What is needed:
Take every line from the listing below that includes "Precipitation" and copy it.

Stored rows:
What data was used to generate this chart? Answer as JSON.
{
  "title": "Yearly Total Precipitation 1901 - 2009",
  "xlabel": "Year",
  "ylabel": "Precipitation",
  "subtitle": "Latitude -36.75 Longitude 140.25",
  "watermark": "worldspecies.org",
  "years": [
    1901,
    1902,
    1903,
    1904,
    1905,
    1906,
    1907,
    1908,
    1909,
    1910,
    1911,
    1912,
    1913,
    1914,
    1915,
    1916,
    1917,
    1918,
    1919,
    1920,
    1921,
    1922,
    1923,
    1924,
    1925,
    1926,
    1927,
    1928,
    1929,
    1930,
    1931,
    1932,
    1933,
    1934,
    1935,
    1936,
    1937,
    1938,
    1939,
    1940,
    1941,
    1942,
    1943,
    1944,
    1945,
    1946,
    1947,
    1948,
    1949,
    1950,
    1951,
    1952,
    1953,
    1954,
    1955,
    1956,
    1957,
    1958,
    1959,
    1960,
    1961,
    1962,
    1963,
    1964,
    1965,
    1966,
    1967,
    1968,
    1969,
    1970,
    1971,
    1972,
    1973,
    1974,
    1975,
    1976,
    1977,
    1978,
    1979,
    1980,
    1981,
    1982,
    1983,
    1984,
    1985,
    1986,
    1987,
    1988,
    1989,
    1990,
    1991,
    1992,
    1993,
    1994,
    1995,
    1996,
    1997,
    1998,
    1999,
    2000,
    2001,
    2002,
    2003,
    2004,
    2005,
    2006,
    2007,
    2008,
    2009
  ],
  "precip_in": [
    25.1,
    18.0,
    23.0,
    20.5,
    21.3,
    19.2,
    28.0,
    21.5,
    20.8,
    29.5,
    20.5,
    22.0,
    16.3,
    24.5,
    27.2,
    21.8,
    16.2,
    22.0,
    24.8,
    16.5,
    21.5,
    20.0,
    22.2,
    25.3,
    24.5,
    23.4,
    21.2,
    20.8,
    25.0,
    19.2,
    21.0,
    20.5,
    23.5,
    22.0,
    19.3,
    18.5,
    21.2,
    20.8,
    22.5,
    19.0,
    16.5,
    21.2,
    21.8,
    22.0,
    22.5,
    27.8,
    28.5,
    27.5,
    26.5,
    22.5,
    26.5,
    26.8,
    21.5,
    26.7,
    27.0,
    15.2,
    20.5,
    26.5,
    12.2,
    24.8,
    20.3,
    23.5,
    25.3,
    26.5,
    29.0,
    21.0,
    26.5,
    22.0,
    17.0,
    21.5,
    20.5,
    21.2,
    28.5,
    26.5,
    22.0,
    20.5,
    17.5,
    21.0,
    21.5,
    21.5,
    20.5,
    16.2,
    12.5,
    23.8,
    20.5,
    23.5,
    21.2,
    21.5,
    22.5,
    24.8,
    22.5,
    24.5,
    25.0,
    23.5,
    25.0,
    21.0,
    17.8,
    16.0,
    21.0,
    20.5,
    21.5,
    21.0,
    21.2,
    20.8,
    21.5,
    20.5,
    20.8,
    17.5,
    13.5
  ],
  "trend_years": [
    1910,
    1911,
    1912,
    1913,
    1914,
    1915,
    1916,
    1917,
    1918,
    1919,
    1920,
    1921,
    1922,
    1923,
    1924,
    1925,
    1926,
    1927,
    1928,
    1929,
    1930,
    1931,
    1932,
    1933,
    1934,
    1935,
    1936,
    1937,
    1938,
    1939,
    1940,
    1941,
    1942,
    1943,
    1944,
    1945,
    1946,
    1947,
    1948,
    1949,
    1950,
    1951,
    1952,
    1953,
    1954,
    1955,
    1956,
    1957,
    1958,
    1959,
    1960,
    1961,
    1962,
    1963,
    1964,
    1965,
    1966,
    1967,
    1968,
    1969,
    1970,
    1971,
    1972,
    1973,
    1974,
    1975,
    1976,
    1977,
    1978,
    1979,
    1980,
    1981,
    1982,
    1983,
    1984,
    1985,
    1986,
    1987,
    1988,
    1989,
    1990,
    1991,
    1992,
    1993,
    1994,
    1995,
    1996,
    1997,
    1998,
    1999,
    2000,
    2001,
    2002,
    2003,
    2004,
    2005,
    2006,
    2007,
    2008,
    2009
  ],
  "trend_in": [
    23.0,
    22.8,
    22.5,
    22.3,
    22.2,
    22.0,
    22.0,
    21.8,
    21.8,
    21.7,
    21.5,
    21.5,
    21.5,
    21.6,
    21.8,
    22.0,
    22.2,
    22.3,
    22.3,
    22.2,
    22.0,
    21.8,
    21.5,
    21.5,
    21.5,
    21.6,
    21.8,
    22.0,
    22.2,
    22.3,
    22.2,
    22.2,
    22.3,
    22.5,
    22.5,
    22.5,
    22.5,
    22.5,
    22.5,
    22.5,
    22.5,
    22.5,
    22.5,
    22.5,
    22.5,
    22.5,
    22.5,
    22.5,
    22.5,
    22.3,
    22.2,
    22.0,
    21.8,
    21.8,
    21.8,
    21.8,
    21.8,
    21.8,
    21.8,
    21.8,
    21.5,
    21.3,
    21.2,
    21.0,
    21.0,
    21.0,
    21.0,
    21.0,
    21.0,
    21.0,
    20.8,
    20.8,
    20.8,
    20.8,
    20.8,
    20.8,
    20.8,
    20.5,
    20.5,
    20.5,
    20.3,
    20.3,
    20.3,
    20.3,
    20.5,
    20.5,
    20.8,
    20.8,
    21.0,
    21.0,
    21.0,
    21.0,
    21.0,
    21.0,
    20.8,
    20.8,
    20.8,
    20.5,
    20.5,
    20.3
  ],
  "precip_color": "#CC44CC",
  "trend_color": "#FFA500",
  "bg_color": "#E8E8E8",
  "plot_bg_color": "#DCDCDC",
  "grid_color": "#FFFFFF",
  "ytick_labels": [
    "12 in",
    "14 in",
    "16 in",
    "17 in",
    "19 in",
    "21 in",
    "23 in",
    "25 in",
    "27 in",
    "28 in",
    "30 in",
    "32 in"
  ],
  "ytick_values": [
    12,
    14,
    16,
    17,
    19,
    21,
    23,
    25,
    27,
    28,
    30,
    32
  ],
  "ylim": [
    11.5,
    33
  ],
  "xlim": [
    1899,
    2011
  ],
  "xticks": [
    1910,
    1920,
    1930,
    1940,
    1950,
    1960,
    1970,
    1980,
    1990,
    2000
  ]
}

Solution for this task:
  "title": "Yearly Total Precipitation 1901 - 2009",
  "ylabel": "Precipitation",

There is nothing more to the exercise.